* The task *
All the records that follow need to be reproduced exactly. Omit the images.

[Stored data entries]

• • • • • • •

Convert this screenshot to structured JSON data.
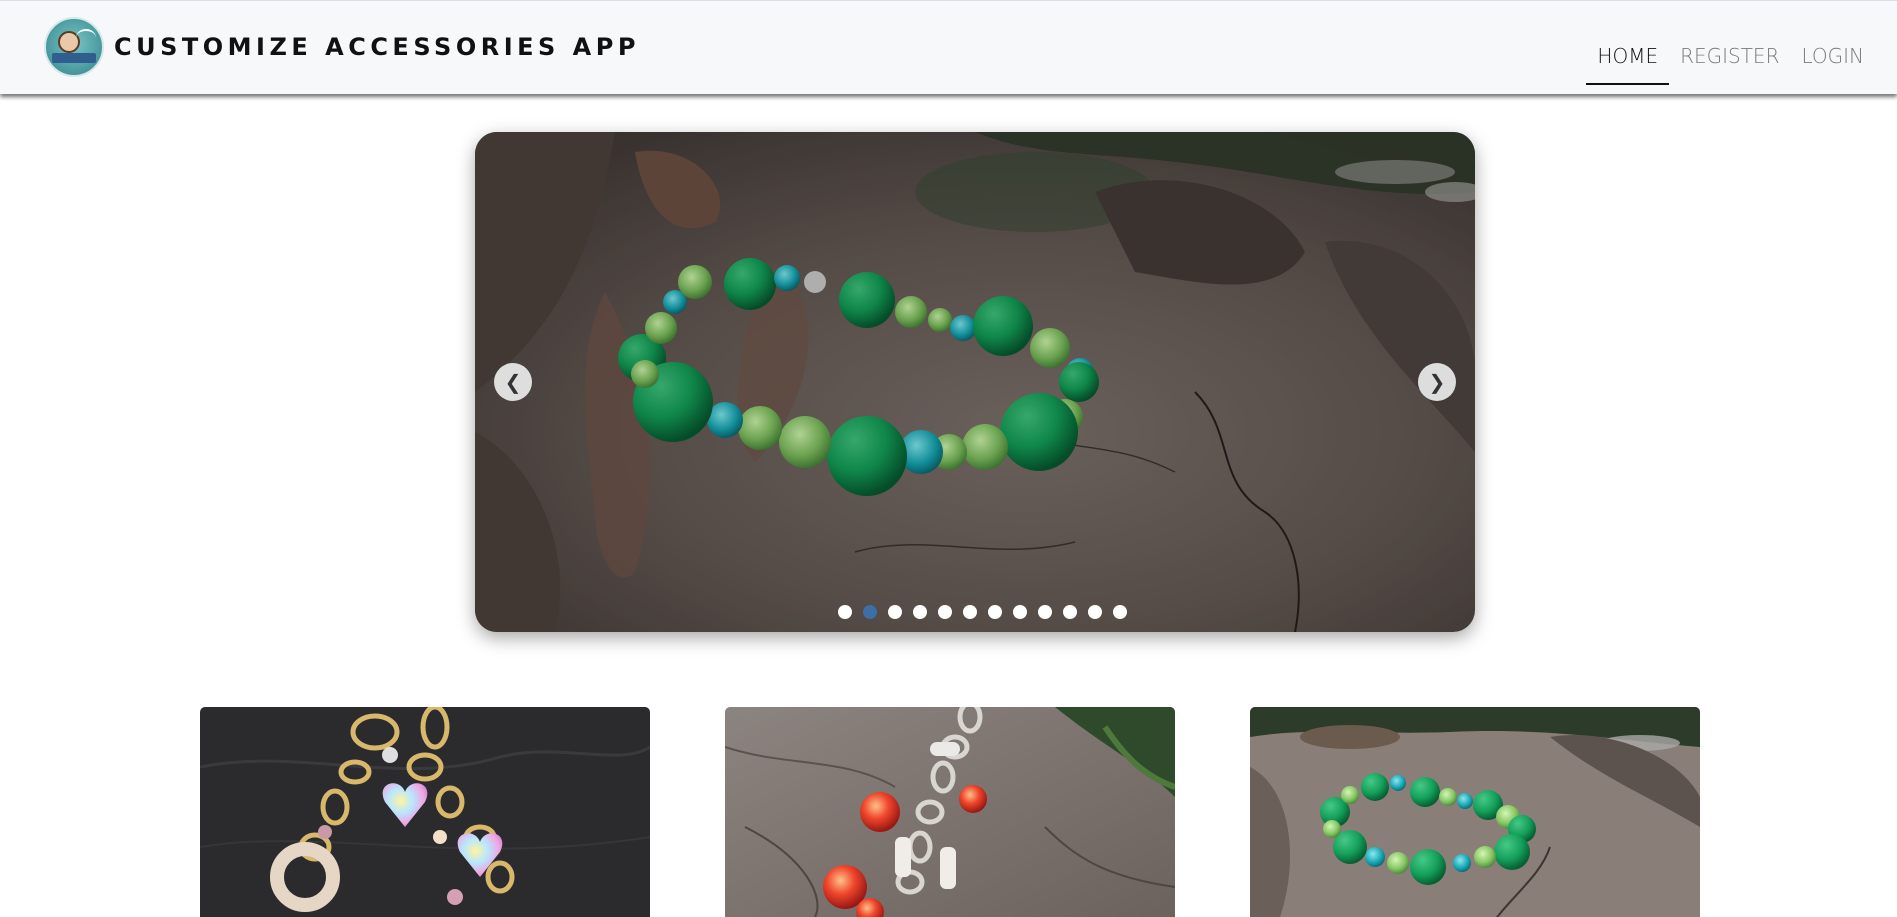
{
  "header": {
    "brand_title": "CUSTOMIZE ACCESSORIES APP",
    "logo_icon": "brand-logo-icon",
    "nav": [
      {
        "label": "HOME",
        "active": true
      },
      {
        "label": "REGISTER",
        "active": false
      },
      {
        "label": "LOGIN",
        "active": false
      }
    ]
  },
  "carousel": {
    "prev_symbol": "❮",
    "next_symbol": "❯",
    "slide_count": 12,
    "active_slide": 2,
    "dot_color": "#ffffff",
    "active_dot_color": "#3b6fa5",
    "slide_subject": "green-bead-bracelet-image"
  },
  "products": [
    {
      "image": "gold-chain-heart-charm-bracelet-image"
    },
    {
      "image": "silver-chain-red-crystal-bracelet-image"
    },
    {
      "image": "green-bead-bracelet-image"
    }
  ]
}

• • • • • • •

* The completed task *
Convert this screenshot to structured JSON data.
{
  "header": {
    "brand_title": "CUSTOMIZE ACCESSORIES APP",
    "logo_icon": "brand-logo-icon",
    "nav": [
      {
        "label": "HOME",
        "active": true
      },
      {
        "label": "REGISTER",
        "active": false
      },
      {
        "label": "LOGIN",
        "active": false
      }
    ]
  },
  "carousel": {
    "prev_symbol": "❮",
    "next_symbol": "❯",
    "slide_count": 12,
    "active_slide": 2,
    "dot_color": "#ffffff",
    "active_dot_color": "#3b6fa5",
    "slide_subject": "green-bead-bracelet-image"
  },
  "products": [
    {
      "image": "gold-chain-heart-charm-bracelet-image"
    },
    {
      "image": "silver-chain-red-crystal-bracelet-image"
    },
    {
      "image": "green-bead-bracelet-image"
    }
  ]
}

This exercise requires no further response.